[Задания]
[a] Переведите на английский предложение из текста о музее в Ганновере: «Но родителям уже скучно, они рвутся наверх, к Лукасу».
[b] Продолжите текст о музее в Ганновере, начав сразу после его последнего предложения.

И вот – второй этаж. Тут вспоминаются наши российские краеведческие музеи, если бы не стоявшее немного обособленно от альбатросов и моржей, чучело огромного орангутанга…Тут же на экране  смотрим быстренько так  «историю вопроса» – как обезьяна превращалась в человека. И  хорошей метафорой служит обратная промотка – и красавец мужчина за десять метаморфоз снова становится тем, кем был когда-то….Дети в восторге. Еще можно порулить как бы у иллюминатора подводной лодки, рассматривая грунт и что-то еще. Но родителям уже скучно, они рвутся наверх, к Лукасу.

Коллекция картин достойна, конечно же, отдельной публикации, ведь в Ганновере находится одна из самых больших коллекций импрессионистов в Германии (тут и Клод Моне, и Альфред Сислей) и огромная экспозиция средневекового живописи (Сандро Боттичелли!) и барочной (Рубенс, Рембрандт!).

Но вы представляете, как быстро всё это осматривается, тем более что уже бьют часы и пора на выход. Маленького  плачущего мальчика ведёт за руку охранник – мама находится где-то между 18-ым и 19-ым веком…

За последние пять минут пытаемся ухватить Лукаса и Сандро (это после змей и жаб, увиденных ровно сорок минут назад), выходим на солнце, и тут перед притупленным взором встает Шарлотта с караваем черного хлеба, отрезающая всем нам по куску «сообразно годам и аппетиту».

[Данные, извлечённые из коллекции]
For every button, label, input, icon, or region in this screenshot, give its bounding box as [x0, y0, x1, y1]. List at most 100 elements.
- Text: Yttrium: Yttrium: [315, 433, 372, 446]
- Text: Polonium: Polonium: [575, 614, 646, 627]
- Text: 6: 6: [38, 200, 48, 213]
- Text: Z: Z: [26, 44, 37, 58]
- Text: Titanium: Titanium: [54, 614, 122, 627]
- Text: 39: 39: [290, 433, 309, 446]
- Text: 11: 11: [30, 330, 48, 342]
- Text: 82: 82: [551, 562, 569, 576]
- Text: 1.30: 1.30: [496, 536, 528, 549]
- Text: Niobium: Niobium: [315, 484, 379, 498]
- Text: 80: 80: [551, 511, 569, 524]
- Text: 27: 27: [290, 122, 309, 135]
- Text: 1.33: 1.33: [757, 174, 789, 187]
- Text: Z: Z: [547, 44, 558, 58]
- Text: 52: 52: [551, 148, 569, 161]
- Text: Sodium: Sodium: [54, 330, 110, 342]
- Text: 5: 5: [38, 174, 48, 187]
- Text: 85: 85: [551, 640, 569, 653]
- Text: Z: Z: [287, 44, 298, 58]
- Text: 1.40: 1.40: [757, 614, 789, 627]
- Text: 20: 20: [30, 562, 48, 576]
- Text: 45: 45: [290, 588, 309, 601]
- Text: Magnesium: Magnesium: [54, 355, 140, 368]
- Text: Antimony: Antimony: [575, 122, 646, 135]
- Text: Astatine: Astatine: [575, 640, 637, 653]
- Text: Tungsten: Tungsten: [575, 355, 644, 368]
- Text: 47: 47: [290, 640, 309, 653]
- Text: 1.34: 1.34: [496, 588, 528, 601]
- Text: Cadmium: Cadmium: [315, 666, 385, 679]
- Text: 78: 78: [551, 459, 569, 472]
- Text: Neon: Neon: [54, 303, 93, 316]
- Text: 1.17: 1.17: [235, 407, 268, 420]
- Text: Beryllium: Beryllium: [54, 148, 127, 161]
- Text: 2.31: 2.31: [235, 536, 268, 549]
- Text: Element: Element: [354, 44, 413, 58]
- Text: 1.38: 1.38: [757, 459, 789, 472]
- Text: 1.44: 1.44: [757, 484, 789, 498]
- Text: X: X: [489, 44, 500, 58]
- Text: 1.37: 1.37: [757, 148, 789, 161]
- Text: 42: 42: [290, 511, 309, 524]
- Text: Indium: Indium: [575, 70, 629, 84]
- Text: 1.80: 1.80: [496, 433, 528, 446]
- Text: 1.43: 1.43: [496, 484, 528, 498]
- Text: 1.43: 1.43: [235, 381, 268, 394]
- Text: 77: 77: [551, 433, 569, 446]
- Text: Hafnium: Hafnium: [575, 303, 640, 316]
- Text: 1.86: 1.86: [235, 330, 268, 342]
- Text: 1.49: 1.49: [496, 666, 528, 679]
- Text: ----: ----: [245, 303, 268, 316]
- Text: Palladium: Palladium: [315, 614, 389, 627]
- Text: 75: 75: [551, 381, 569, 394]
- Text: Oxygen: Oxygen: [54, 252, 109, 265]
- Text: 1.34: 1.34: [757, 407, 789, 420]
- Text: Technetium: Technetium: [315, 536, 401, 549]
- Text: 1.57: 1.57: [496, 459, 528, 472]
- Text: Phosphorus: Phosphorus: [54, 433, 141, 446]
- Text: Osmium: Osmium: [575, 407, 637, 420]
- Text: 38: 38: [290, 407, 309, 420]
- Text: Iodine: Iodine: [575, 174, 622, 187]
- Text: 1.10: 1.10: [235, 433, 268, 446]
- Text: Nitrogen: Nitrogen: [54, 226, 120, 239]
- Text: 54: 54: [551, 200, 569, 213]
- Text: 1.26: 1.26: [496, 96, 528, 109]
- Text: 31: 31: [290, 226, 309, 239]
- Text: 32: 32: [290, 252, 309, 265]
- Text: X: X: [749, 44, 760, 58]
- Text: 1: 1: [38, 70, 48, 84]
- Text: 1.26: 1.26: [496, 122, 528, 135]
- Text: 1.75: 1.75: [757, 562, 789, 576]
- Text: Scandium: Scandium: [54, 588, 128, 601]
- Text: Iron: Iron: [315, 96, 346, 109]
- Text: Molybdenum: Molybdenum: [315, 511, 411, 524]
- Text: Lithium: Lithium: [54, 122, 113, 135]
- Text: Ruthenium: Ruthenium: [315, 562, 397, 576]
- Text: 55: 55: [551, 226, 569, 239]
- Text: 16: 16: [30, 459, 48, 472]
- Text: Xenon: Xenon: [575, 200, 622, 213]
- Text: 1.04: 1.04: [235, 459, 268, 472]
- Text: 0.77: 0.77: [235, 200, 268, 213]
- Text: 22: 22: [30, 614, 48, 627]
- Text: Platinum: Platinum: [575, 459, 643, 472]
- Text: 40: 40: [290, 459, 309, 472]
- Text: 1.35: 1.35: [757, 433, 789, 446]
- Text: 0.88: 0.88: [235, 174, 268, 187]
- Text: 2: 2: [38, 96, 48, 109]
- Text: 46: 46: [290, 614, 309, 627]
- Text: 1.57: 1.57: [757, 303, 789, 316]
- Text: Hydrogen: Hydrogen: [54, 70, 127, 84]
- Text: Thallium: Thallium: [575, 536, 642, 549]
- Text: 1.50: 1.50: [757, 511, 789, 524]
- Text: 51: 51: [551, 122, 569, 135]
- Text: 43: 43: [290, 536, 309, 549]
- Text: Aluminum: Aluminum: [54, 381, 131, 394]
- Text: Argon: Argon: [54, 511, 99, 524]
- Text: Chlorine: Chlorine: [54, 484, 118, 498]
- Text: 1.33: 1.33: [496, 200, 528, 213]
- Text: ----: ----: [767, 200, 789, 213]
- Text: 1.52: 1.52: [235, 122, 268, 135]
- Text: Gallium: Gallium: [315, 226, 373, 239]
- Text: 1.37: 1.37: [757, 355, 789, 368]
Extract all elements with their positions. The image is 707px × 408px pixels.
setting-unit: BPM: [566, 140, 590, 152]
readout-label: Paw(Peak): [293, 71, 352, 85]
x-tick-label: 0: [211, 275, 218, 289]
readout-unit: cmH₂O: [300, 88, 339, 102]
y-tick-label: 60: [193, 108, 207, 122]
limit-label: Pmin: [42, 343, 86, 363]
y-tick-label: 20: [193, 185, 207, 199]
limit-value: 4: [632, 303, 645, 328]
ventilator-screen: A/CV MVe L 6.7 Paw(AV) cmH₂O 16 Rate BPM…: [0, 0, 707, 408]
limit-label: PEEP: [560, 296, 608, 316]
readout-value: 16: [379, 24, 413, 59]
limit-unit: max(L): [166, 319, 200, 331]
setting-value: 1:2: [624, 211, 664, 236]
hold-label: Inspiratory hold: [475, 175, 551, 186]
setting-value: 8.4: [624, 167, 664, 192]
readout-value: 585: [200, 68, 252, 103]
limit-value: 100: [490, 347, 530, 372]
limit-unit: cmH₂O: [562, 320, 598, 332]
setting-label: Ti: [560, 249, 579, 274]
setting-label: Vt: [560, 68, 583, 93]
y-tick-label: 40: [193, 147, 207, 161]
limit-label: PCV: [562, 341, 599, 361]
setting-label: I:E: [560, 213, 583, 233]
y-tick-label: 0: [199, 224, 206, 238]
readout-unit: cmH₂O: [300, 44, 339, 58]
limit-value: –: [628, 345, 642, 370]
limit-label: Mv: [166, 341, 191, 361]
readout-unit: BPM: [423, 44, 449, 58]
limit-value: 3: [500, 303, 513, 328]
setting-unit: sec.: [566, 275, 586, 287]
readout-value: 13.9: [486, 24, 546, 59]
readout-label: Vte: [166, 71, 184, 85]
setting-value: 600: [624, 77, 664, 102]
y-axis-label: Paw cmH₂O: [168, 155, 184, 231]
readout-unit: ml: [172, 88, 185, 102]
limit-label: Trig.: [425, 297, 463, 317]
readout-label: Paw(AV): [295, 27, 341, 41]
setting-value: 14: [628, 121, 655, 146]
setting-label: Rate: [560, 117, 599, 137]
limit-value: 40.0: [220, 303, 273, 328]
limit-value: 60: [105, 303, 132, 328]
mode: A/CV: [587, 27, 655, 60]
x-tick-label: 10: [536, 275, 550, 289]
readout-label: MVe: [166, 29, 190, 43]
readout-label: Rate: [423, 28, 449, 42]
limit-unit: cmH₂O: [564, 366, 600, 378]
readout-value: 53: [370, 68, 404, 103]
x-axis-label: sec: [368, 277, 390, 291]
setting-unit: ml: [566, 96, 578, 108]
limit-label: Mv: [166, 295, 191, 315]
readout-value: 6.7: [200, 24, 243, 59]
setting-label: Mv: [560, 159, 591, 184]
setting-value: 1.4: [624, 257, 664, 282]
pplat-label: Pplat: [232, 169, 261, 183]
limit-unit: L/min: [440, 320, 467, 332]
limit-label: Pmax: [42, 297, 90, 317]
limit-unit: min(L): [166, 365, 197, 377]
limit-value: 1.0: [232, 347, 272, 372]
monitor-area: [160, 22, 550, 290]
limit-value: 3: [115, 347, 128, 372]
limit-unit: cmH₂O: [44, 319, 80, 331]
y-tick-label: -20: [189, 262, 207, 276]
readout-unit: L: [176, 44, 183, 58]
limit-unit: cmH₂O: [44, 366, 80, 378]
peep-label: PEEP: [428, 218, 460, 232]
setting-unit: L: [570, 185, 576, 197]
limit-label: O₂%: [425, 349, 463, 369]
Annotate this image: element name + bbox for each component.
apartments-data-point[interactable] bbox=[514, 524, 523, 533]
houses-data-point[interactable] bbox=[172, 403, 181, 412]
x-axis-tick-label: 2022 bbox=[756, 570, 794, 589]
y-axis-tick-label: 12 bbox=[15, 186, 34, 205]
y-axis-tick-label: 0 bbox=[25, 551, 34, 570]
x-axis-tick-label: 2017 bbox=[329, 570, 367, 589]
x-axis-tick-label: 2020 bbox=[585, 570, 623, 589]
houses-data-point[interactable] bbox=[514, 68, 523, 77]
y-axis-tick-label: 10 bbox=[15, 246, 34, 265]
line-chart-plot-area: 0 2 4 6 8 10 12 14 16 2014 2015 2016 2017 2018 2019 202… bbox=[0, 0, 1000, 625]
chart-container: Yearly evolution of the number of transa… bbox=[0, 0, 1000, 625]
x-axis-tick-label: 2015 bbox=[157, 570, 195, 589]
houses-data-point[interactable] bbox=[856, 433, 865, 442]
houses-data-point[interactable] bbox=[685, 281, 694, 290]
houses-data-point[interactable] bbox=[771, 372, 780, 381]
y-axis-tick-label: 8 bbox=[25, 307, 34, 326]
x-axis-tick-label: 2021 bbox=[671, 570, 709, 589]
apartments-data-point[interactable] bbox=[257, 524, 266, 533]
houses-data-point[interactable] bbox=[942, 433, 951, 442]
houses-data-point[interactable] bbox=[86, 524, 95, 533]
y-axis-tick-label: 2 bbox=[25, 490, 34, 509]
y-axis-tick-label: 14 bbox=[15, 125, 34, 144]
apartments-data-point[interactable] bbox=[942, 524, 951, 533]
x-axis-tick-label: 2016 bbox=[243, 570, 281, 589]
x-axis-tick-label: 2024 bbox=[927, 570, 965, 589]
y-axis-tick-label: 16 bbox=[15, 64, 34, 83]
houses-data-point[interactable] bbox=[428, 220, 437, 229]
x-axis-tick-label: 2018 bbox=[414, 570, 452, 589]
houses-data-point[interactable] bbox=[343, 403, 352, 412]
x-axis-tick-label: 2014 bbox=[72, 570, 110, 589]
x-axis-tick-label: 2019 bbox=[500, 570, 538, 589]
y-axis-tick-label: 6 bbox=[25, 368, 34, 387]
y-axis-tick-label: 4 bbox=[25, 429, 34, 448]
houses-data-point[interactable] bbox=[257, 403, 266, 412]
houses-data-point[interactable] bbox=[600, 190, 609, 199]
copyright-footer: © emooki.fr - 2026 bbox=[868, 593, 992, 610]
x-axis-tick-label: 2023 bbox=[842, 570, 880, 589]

[Результаты]
[a] But the parents are already bored; they are eager to get upstairs, to Lucas.

[b]
Marga und Anita 

Сегодня у Марги день рождения. Восемьдесят два. Вы думаете, ее зовут просто Марга? Да, нет, конечно. В ее паспорте длинное-длинное имя: Маргарита и еще много всяких имен. Такие длинные имена, я слышала, должны путать черта. Чтобы ничего плохого не случилось…

Марга приглашена на собственный день рождения к Марине, моей подруге, у которой мы и остановились. Марга не может  принимать гостей. Ее квартирка очень мала, но друзей много. И молодых подруг. Маринке чуть за тридцать, а ей очень нравится дружить с Маргой.

Маринка с вечера старалась: блины с лососем, торт шоколадный, мясо, сыры, закуски, и свечи в красивых стекляшках мило украсили стол. Много сладкого вина: розового, белого, шампанского….Пьем и едим за здоровье Марги. Марга еще и курит без конца.

Марга, милая, побереги здоровье, вон у нас актер знаменитый докурился, как тяжело, как страшно умирал!

Марге наплевать на смерть – точно знаю. И на Ганновер, её родной город, где она не может принимать своих гостей,  тоже наплевать. Марга не любит Германию, была замужем за англичанином, который завез ее в Африку. Марга загибает пальцы –  во многих африканских  странах она побывала. Вот вернуться бы туда!!

- Марга, вы читали «Green hills of Afrika» by Hemingway?

- Да, нравится, конечно, – вежливо кивает Марга, но глаза ее всё время цепляются за мою Аниту. Там, в Африке, где зелёные холмы и выжженная рыжая саванна, осталась лежать в раскаленной земле её малышка, маленькая дочка, умершая от лейкемии. Больше Марга не рожала. Боялась. Ей хватило.

Мы много пьём, становится жарко, выходим на террасу с видом на чудесный сад, размеченный на двух хозяев с посадкой кустов в нужном месте. Анитка сидит у меня на коленях, и Марга тихонько, по-немецки, иногда по-английски, чтобы я понимала, говорит Анитке что-то, прося  ее ручку.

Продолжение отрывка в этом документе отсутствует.